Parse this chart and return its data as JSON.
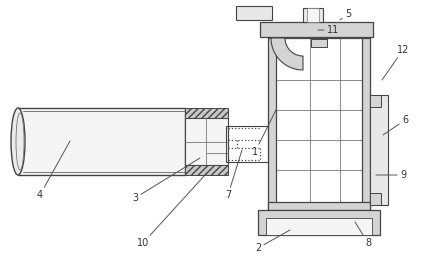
{
  "bg_color": "#ffffff",
  "lc": "#777777",
  "dc": "#444444",
  "gc": "#bbbbbb",
  "fc_light": "#f5f5f5",
  "fc_gray": "#d4d4d4",
  "fc_mid": "#e8e8e8",
  "figsize": [
    4.43,
    2.61
  ],
  "dpi": 100,
  "label_color": "#333333",
  "label_fontsize": 7.0
}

(The task)
From the records given above, reproduce all text exactly and exclude each picture.

(Result of this exercise)
Parse this chart and return its data as JSON.
{
  "bg_color": "#ffffff",
  "lc": "#777777",
  "dc": "#444444",
  "gc": "#bbbbbb",
  "fc_light": "#f5f5f5",
  "fc_gray": "#d4d4d4",
  "fc_mid": "#e8e8e8",
  "figsize": [
    4.43,
    2.61
  ],
  "dpi": 100,
  "label_color": "#333333",
  "label_fontsize": 7.0
}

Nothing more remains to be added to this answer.